(PROBLEM 1)
Copy from the San Leandro cannabis text below the part that opens with the words containing "Back in 2015, San" and closes with "adult use cannabis.".
(PROBLEM 2)
Answer these questions using the San Leandro cannabis text below:
(a) In what year was San Leandro one of the first local cities outside Oakland and Berkeley to embrace medical cannabis dispensaries?
(b) How many permitted medical cannabis operators have yet to open?
(c) Which unincorporated area is named among the places that already allow retail adult use cannabis?

GIVEN TEXT START

Back in 2015, San Leandro was one of the first local cities, outside of Oakland and Berkeley, to embrace the future of medical cannabis dispensaries. But that early decision is costing the city’s dearly after California voters approved legislation of all cannabis more than a year later. Now San Leandro city officials are moving toward offering licensed operators the ability to sell retail adult use cannabis.
A city staff presentation Tuesday night also recommends the council look at imposing a “shot clock” on the two permitted medical cannabis operators that have yet to open despite being granted approvals by the City Council in 2015 and 2016.
Currently, San Leandro is surrounded by a sea of East Bay cities that already allow the retail adult use cannabis, including Oakland, Berkeley, Emeryville, Alameda, Hayward, and unincorporated Alameda County.
“It is currently unclear whether medical-only cannabis dispensaries will remain financially viable in San Leandro over the long-term given the close proximity of alternative access to the adult use market,” according to a staff report released last week.

GIVEN TEXT END
DATA SUPPLIED START

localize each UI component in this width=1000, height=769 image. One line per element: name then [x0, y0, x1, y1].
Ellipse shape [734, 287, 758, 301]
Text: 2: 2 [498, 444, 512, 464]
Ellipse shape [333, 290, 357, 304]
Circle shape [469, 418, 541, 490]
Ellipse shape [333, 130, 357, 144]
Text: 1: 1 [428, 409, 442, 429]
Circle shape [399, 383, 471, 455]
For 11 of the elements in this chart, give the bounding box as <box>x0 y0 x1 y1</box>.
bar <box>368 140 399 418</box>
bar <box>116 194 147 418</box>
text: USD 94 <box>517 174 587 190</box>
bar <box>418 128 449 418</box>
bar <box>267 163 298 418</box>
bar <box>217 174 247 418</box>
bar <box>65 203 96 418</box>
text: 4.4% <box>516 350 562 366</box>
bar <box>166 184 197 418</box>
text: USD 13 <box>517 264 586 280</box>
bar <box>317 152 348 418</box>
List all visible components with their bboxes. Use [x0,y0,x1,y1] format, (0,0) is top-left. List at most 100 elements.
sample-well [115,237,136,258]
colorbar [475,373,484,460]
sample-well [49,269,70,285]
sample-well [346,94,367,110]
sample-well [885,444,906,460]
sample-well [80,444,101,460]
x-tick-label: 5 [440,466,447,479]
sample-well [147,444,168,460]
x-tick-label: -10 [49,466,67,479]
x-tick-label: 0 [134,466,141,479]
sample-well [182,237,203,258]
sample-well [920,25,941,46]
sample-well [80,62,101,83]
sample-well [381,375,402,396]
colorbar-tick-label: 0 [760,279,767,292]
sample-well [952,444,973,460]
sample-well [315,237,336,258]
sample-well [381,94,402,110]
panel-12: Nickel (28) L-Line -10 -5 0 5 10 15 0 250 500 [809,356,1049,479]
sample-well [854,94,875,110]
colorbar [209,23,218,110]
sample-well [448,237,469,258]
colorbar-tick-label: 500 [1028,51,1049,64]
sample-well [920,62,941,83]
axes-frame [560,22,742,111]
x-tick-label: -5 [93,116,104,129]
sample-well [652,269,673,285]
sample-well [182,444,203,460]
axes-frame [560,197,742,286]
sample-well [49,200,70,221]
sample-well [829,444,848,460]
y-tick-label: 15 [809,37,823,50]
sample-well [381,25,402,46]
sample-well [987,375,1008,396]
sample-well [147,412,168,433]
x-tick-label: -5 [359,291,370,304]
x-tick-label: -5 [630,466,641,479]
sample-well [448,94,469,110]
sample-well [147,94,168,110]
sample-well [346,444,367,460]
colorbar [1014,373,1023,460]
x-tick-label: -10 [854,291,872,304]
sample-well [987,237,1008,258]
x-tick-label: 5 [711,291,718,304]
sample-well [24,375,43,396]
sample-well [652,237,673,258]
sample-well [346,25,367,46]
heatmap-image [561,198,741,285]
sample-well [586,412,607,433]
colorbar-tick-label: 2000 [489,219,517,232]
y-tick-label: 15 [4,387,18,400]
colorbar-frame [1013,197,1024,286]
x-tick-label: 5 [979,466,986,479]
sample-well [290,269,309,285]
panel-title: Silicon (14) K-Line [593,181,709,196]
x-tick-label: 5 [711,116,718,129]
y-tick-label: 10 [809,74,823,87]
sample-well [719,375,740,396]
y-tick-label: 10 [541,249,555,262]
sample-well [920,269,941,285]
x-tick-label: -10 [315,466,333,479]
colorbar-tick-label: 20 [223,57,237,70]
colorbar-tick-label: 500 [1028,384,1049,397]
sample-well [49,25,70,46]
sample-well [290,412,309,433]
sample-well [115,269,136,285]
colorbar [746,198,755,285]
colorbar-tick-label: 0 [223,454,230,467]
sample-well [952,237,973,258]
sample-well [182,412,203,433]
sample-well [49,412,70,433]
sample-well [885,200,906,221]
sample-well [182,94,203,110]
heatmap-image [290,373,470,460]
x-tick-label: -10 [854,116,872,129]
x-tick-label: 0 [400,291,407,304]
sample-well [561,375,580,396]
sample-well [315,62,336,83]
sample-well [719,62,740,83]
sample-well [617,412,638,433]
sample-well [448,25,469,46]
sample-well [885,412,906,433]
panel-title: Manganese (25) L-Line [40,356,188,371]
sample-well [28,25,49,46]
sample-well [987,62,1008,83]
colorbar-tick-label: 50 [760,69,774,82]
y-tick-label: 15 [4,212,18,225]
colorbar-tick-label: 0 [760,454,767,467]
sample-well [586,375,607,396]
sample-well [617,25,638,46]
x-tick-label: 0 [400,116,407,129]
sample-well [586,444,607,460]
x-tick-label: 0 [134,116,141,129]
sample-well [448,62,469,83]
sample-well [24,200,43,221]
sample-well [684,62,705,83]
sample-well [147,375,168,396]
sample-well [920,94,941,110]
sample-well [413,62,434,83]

DATA SUPPLIED END

(YOUR SOLUTION 1)
Back in 2015, San Leandro was one of the first local cities, outside of Oakland and Berkeley, to embrace the future of medical cannabis dispensaries. But that early decision is costing the city’s dearly after California voters approved legislation of all cannabis more than a year later. Now San Leandro city officials are moving toward offering licensed operators the ability to sell retail adult use cannabis.

(YOUR SOLUTION 2)
(a) 2015
(b) Two
(c) Unincorporated Alameda County